* Goal of the exercise:
Search the data below for the word "screenshot" and copy each line that holds it.

* Data excerpts:

● ● ● ● ●

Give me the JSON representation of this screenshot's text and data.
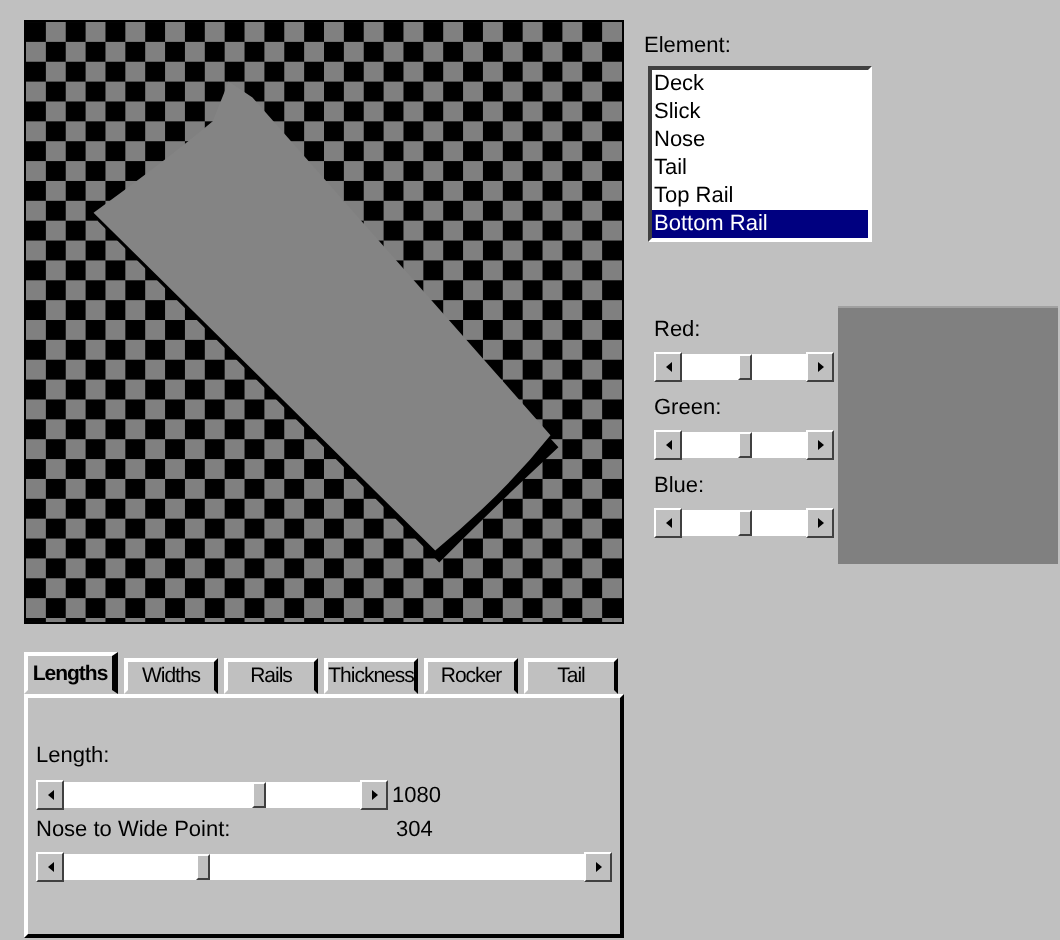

● ● ● ● ●

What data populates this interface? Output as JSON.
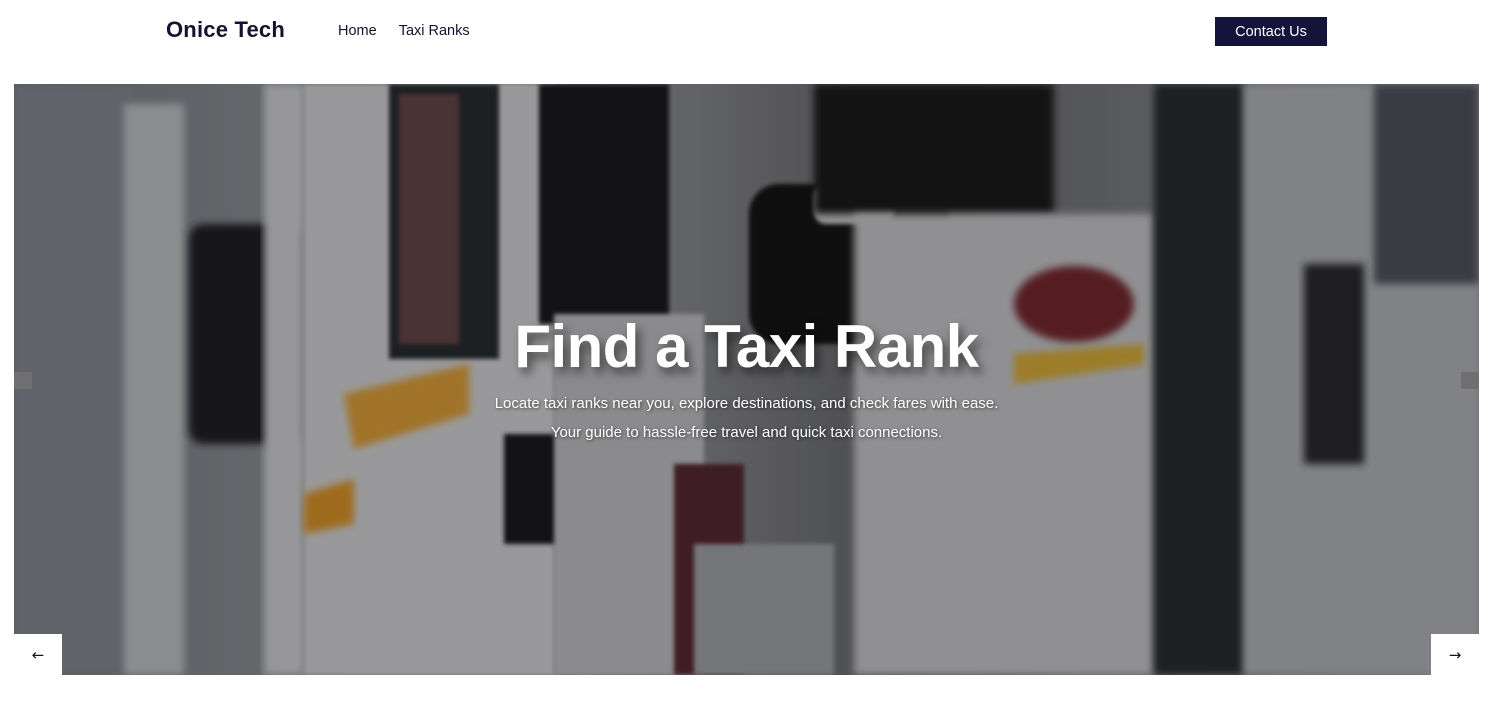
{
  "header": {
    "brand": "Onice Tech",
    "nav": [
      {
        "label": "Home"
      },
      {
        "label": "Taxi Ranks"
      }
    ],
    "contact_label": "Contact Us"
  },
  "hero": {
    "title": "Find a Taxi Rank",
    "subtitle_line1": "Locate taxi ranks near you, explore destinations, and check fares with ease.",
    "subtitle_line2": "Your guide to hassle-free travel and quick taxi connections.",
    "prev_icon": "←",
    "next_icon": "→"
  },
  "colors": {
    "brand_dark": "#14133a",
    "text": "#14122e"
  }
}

● ● ● ● ●

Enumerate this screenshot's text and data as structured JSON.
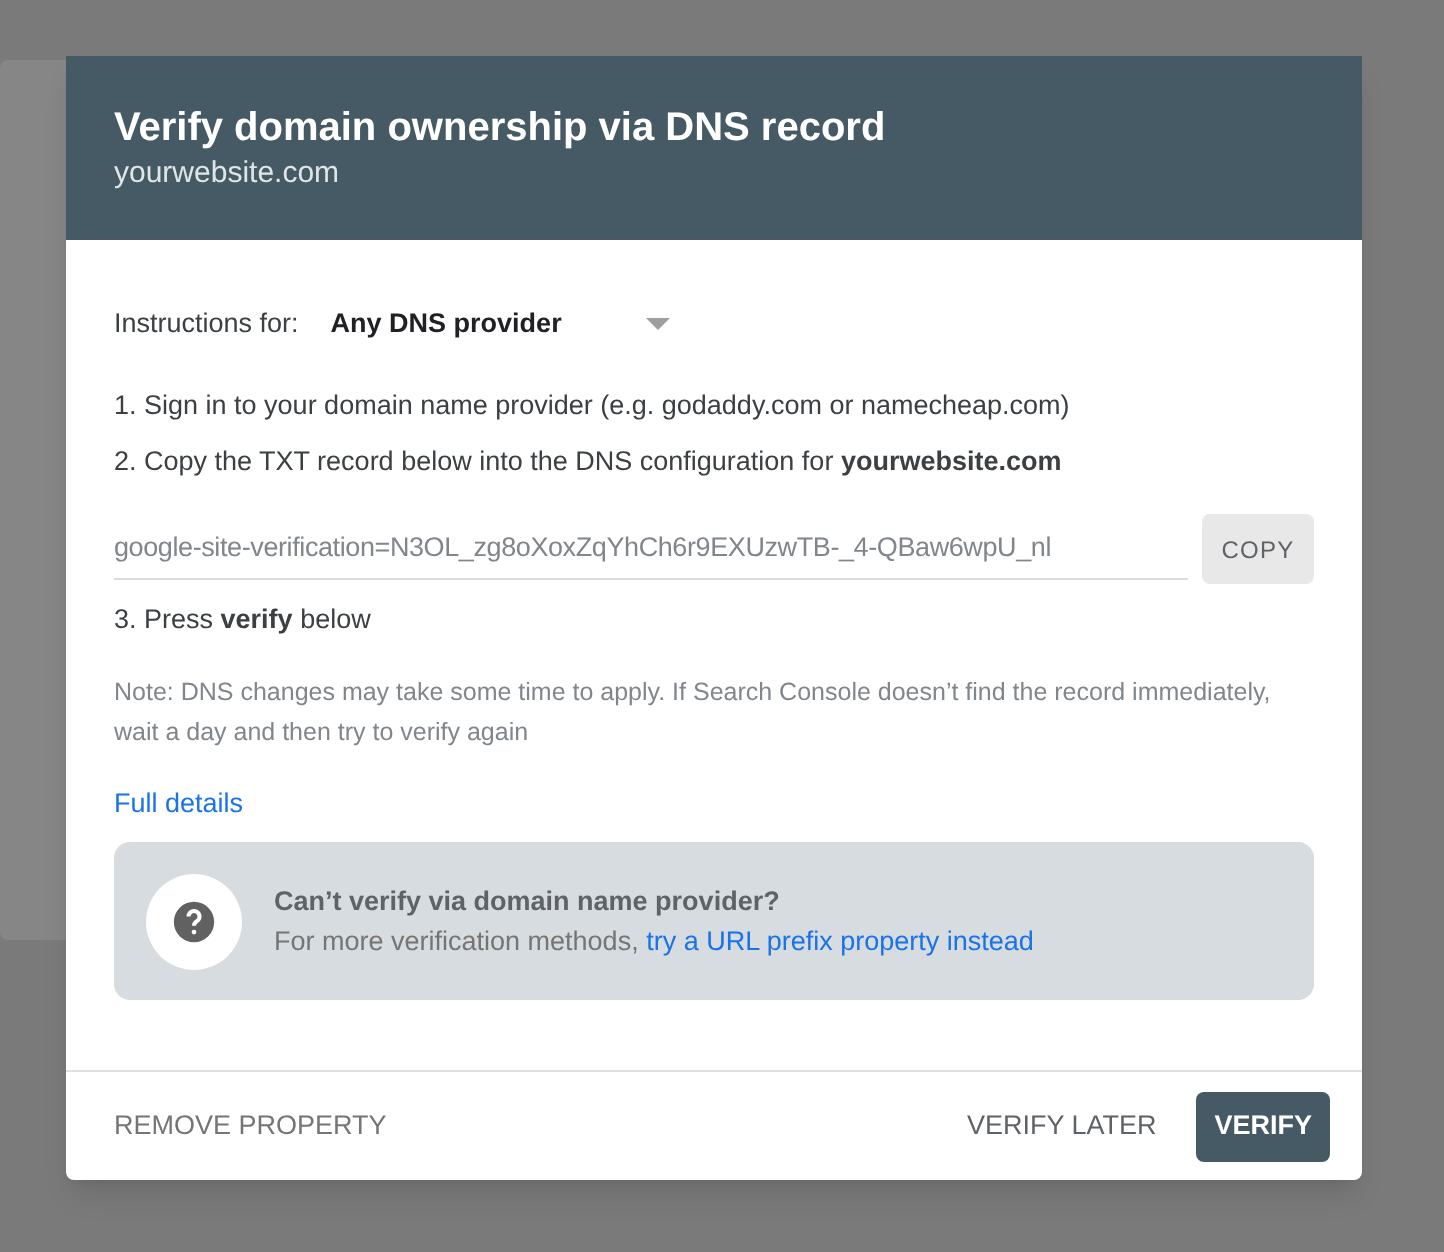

● ● ● ● ●

* Solved problem:
Give me the JSON representation of this screenshot's text and data.
Enumerate this screenshot's text and data as structured JSON.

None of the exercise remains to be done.